== What to do ==
Copy each line in which the string "governance" occurs.

^^^^^^^^

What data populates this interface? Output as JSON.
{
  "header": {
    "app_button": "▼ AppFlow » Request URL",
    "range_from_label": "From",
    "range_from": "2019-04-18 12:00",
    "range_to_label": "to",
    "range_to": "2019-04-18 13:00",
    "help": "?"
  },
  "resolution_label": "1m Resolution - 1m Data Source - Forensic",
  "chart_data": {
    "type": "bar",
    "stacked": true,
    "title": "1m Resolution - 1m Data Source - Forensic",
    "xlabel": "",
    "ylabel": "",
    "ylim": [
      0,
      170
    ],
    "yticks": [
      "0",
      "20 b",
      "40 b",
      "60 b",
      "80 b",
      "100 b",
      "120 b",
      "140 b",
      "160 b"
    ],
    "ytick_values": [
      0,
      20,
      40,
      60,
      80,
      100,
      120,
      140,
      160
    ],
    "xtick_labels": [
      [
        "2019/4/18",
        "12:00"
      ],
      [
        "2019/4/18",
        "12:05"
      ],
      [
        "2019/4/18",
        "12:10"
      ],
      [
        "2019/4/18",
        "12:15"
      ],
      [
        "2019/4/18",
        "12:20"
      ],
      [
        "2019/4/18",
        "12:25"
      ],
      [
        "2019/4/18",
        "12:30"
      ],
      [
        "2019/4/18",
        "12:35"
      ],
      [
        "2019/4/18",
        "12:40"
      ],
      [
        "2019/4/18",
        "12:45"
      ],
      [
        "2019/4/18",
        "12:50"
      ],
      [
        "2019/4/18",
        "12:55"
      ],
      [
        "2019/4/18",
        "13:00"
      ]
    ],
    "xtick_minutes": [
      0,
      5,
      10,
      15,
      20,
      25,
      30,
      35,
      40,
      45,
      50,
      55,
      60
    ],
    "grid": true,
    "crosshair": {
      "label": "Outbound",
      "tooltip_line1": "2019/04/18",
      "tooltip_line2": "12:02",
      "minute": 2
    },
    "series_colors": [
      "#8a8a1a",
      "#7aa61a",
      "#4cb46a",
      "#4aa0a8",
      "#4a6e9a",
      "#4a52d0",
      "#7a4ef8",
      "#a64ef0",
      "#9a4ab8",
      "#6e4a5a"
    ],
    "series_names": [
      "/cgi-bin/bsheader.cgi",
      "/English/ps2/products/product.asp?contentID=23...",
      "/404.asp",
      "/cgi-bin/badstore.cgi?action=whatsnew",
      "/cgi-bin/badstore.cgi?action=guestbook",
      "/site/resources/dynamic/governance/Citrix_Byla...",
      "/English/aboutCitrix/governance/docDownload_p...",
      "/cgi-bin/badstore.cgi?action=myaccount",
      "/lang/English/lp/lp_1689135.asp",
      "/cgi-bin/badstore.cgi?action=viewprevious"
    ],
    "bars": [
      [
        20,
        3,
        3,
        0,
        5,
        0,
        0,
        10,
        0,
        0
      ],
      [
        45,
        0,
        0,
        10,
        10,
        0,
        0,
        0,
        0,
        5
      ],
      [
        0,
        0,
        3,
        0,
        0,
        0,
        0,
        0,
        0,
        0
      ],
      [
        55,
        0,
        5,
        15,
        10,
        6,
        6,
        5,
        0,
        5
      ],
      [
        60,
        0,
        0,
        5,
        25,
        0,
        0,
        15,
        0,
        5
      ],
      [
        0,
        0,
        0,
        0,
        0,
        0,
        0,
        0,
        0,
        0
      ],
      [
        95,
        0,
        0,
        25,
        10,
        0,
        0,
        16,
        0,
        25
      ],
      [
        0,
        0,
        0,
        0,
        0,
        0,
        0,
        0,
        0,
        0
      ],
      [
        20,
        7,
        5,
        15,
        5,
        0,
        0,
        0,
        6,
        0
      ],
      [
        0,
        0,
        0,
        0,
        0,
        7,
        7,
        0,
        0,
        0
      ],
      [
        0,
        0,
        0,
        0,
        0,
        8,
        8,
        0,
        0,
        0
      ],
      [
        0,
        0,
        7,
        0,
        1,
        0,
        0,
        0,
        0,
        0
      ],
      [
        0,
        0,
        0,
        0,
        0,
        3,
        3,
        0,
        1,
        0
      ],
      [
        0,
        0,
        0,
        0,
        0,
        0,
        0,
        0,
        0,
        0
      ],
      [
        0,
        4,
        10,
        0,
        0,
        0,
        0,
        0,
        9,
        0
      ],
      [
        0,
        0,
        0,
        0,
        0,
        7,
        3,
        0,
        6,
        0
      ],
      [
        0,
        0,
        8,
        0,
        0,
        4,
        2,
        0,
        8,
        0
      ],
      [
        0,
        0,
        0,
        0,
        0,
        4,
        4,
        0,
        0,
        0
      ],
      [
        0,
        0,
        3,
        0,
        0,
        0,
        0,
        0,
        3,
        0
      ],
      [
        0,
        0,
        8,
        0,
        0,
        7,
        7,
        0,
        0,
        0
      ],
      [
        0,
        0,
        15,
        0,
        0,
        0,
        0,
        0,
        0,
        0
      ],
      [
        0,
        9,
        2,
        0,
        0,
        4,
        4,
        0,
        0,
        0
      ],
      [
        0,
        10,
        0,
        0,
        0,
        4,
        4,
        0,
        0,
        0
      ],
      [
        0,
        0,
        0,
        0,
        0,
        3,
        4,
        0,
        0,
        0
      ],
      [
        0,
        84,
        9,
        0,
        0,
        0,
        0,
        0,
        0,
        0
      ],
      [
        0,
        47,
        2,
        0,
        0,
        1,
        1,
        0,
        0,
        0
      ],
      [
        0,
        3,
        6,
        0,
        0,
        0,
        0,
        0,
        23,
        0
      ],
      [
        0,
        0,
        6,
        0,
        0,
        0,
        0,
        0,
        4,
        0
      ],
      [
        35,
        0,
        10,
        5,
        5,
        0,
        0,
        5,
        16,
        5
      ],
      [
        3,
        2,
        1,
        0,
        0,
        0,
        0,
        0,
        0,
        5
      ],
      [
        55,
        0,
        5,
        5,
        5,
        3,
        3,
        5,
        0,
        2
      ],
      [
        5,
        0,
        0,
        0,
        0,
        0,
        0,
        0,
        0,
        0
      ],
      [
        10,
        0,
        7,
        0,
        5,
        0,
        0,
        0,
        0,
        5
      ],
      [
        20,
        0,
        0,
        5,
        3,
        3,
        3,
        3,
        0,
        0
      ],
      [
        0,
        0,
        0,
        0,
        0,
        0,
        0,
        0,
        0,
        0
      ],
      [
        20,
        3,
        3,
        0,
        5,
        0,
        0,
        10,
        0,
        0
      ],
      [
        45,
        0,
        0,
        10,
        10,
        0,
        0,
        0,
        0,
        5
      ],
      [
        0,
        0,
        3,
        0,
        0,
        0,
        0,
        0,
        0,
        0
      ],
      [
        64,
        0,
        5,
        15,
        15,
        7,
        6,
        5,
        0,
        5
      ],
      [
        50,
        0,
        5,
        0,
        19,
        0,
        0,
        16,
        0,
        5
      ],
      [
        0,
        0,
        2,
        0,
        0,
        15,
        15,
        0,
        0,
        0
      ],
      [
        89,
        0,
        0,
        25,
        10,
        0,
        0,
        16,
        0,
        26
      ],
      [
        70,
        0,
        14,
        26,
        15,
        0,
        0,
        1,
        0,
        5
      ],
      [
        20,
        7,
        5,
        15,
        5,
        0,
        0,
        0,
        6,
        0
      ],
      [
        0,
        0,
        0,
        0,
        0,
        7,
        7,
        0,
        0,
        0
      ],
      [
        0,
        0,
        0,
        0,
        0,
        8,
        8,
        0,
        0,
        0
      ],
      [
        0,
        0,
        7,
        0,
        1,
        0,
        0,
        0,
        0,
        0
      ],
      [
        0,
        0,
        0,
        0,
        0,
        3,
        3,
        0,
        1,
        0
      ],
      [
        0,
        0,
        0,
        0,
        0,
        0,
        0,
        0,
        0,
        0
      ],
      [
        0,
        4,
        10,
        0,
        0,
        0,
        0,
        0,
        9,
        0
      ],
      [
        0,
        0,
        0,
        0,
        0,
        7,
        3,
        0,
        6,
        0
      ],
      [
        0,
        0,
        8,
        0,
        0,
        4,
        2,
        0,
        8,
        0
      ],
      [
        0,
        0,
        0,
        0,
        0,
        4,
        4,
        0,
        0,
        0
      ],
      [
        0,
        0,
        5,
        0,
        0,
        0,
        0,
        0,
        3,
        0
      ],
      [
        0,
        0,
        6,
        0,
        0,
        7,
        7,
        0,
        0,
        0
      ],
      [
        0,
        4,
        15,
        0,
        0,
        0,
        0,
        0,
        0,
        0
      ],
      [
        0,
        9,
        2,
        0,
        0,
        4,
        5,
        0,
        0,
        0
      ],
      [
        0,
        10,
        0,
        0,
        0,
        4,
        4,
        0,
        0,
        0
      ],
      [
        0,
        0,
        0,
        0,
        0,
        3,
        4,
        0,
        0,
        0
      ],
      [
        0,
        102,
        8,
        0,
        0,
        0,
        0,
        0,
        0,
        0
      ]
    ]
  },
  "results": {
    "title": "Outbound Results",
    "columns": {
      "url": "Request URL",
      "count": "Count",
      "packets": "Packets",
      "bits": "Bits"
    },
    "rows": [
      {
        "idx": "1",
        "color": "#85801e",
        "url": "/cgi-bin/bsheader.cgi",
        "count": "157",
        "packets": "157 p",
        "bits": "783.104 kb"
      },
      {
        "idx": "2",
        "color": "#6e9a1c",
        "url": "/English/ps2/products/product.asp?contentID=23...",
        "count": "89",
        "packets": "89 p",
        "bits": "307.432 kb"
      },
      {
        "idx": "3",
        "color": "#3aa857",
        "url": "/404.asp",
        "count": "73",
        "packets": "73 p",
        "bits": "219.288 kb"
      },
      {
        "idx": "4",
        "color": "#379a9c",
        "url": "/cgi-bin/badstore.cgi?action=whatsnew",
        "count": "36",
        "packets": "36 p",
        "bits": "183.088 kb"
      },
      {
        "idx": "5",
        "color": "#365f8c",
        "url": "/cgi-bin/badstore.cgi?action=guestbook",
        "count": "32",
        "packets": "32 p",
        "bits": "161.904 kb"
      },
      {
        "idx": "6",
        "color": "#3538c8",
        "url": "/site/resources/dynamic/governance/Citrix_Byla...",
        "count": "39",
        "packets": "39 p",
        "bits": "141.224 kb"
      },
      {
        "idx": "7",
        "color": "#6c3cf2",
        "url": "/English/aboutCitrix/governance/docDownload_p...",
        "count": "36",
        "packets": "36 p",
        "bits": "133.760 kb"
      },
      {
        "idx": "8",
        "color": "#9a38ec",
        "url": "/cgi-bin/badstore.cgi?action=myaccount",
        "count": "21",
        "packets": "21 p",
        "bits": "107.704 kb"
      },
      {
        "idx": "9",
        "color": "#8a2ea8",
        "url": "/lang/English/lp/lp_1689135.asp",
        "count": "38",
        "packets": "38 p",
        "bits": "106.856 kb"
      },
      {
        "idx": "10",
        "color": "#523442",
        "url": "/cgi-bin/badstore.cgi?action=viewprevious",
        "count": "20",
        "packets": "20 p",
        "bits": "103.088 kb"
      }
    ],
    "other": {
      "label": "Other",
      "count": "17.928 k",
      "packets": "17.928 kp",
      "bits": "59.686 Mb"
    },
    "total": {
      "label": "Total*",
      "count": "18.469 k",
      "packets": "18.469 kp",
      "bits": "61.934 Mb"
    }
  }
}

^^^^^^^^

== Problem solution ==
      "/site/resources/dynamic/governance/Citrix_Byla...",
      "/English/aboutCitrix/governance/docDownload_p...",
        "url": "/site/resources/dynamic/governance/Citrix_Byla...",
        "url": "/English/aboutCitrix/governance/docDownload_p...",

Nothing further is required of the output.